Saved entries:

==========

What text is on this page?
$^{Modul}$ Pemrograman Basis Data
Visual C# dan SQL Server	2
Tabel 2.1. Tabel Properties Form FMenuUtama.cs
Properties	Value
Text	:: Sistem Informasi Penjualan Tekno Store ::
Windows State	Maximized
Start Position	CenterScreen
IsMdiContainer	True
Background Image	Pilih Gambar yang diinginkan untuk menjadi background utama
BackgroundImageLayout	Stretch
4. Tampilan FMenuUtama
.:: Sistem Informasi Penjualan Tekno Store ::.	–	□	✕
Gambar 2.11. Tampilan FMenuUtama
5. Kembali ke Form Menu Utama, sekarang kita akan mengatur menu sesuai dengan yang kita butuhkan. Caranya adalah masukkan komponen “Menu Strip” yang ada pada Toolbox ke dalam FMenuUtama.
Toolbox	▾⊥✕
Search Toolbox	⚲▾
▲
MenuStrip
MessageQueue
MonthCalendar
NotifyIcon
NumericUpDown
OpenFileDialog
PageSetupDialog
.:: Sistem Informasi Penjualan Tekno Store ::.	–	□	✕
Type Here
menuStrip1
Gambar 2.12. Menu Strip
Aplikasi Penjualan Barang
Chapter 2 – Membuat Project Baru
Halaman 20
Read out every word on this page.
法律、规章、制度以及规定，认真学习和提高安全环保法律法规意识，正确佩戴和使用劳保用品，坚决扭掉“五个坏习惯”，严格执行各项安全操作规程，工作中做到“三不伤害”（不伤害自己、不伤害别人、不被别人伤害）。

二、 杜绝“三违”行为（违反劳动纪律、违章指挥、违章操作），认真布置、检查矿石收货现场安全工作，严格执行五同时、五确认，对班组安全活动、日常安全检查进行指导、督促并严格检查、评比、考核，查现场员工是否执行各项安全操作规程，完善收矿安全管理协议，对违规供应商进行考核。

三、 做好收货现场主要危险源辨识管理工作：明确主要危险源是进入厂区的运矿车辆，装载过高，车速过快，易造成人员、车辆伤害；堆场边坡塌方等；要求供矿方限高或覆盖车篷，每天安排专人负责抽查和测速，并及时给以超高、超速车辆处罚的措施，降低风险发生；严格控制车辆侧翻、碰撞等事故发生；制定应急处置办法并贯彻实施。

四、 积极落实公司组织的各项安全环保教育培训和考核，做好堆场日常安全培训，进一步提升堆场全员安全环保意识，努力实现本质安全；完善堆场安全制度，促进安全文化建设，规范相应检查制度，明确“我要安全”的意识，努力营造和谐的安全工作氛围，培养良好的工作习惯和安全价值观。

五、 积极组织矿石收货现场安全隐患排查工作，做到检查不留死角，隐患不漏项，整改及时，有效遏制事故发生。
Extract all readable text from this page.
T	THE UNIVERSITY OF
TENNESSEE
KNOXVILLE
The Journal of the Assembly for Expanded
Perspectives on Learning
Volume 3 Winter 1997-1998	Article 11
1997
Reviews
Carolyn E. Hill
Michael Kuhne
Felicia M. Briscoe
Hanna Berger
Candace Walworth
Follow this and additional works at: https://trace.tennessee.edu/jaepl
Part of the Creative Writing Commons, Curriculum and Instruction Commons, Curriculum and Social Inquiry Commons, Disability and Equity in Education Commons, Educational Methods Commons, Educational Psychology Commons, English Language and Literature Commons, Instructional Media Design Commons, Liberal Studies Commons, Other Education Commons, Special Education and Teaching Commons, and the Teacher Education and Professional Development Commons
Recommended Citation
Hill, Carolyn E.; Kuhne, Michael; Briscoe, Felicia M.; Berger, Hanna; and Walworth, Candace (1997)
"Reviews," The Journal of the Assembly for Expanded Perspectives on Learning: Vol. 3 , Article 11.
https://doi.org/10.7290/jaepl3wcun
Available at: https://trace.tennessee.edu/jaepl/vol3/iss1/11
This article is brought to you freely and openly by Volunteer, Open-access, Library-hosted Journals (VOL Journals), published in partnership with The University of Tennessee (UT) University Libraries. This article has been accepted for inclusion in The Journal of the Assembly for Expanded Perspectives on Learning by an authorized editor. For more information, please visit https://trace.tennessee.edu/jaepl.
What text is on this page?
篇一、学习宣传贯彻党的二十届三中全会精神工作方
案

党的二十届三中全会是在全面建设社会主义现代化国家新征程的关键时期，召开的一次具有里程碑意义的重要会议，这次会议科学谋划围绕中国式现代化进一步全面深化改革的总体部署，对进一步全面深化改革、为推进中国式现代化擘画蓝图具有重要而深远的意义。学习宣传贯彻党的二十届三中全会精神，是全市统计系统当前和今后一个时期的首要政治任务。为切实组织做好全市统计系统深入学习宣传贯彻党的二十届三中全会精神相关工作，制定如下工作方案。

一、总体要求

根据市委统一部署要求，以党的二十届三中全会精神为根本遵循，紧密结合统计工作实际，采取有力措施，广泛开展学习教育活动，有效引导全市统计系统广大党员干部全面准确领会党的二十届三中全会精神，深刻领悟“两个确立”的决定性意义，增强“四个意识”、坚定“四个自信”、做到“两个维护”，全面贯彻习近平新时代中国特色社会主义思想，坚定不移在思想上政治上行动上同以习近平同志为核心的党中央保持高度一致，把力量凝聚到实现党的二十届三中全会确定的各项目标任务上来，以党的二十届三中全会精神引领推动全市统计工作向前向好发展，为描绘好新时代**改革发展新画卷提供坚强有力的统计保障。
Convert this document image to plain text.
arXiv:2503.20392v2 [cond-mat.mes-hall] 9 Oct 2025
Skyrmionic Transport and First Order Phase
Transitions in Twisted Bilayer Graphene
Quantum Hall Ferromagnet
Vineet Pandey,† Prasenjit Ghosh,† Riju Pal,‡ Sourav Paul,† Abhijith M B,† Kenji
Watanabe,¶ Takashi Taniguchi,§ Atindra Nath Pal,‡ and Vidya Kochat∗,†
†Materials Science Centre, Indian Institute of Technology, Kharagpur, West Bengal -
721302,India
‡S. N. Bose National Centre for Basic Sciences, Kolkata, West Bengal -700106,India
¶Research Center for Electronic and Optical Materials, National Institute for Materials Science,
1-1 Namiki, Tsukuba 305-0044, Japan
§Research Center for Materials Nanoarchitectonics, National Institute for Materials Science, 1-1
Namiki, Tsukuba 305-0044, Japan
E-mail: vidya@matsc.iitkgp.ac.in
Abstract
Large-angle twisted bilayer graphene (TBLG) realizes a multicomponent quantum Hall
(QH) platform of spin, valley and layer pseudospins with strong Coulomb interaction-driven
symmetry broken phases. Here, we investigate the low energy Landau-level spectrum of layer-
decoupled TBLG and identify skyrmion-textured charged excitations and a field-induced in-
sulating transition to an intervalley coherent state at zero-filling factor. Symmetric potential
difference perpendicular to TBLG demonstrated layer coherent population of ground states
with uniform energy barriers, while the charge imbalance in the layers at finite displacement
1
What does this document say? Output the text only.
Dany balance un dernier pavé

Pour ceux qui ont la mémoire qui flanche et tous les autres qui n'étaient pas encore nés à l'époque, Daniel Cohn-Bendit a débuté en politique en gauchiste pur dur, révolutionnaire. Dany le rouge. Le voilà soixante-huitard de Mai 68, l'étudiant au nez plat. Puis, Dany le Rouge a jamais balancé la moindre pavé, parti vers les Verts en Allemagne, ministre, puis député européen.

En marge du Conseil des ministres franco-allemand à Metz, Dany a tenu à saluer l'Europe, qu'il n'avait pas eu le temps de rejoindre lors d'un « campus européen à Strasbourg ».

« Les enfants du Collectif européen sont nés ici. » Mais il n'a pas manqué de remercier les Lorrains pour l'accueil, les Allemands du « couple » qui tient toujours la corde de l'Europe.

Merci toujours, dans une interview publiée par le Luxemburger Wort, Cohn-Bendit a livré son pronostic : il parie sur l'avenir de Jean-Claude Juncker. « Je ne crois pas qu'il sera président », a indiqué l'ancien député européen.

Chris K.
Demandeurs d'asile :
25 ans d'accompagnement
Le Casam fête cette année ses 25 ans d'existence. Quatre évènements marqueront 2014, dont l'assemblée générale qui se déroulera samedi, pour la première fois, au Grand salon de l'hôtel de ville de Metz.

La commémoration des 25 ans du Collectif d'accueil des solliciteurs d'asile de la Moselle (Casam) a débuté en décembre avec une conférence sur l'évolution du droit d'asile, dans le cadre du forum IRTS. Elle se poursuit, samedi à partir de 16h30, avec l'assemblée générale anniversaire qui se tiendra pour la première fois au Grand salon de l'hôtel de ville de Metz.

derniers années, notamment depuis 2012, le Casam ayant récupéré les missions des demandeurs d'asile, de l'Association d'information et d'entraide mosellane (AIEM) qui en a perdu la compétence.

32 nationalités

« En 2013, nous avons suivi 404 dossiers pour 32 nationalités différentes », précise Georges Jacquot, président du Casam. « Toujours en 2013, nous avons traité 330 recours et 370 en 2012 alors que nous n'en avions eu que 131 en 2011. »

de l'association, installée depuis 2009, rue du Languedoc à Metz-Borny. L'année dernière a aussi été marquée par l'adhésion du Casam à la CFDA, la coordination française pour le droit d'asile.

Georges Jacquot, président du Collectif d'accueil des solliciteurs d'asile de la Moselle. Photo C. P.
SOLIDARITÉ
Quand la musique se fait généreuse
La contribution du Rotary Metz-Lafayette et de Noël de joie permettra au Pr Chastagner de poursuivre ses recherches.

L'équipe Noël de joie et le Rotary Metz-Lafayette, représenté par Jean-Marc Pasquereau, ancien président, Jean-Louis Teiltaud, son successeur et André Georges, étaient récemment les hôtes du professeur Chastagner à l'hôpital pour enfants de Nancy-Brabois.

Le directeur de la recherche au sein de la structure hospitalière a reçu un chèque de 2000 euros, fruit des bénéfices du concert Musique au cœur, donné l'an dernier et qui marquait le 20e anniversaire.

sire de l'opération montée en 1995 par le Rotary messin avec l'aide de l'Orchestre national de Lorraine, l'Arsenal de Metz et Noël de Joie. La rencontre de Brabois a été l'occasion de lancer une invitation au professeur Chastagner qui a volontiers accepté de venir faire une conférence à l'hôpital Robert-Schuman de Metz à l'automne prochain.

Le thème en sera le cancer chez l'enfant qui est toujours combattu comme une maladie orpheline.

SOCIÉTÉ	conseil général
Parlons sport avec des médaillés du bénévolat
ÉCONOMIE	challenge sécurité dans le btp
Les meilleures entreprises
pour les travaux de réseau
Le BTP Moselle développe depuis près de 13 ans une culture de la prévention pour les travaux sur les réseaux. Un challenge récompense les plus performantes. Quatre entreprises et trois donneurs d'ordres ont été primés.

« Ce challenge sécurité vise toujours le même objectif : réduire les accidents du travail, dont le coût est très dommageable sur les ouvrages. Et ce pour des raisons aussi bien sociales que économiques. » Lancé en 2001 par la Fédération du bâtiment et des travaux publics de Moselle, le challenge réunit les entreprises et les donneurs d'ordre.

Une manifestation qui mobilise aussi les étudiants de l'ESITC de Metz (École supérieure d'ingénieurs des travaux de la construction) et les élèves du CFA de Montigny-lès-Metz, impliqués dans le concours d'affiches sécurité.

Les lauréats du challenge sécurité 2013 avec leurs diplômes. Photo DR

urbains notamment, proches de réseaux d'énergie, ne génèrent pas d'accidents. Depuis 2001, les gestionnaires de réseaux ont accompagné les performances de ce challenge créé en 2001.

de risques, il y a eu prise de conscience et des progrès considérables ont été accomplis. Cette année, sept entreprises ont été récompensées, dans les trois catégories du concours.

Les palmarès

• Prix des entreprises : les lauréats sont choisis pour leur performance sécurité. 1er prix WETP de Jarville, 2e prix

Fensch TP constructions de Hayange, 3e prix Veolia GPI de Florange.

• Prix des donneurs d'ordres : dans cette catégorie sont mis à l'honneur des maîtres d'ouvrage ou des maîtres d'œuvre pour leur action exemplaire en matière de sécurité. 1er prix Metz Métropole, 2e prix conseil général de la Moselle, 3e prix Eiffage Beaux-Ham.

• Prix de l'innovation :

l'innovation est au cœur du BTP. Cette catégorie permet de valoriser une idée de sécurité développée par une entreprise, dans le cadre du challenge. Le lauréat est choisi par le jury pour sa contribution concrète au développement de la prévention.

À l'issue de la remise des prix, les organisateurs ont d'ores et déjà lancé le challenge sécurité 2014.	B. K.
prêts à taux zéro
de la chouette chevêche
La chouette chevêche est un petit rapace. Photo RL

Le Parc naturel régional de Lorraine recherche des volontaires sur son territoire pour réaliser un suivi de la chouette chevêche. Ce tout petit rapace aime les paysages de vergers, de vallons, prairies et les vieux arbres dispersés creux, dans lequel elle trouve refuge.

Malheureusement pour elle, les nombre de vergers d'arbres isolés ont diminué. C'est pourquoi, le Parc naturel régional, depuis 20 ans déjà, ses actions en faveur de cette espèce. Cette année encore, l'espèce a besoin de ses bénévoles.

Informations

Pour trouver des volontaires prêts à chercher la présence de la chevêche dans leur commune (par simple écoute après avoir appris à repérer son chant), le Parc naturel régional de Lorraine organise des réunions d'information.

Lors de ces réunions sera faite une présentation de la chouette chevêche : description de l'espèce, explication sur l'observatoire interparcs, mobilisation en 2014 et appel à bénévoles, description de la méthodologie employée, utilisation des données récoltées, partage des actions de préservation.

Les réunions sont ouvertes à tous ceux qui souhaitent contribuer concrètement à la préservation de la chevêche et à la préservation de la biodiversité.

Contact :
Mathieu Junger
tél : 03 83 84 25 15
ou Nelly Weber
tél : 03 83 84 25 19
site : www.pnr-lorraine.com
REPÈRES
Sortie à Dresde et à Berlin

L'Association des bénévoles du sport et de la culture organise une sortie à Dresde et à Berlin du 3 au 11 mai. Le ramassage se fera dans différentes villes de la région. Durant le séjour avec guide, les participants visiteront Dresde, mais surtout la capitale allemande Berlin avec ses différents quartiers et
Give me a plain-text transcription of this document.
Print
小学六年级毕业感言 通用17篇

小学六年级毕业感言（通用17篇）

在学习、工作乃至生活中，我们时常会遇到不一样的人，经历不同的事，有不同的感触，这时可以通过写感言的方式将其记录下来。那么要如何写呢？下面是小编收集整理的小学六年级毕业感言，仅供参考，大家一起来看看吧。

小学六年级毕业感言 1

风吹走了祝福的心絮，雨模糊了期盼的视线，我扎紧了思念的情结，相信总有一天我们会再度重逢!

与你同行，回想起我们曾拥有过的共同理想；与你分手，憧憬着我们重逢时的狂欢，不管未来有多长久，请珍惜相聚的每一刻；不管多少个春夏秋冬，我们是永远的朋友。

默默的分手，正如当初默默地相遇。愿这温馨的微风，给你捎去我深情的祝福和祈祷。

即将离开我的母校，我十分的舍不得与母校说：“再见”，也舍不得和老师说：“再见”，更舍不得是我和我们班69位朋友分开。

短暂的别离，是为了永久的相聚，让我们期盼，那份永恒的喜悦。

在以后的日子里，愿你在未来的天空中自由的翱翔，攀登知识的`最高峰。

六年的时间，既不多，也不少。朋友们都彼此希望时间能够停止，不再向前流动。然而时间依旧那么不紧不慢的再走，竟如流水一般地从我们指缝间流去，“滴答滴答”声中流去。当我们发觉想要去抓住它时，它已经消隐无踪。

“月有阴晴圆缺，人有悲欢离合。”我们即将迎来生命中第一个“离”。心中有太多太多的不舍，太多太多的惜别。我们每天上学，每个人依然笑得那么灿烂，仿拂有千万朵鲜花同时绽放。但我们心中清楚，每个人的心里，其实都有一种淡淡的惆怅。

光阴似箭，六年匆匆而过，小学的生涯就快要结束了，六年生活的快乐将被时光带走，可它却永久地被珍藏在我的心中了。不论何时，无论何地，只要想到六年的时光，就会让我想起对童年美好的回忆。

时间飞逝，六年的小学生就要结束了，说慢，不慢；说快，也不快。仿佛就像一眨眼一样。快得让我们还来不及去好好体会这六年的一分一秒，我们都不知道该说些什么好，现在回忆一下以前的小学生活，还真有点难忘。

==========

- To do: Pick out the lines containing the string "nationalités" and show them.

- Result of the task:
32 nationalités
« En 2013, nous avons suivi 404 dossiers pour 32 nationalités différentes », précise Georges Jacquot, président du Casam. « Toujours en 2013, nous avons traité 330 recours et 370 en 2012 alors que nous n'en avions eu que 131 en 2011. »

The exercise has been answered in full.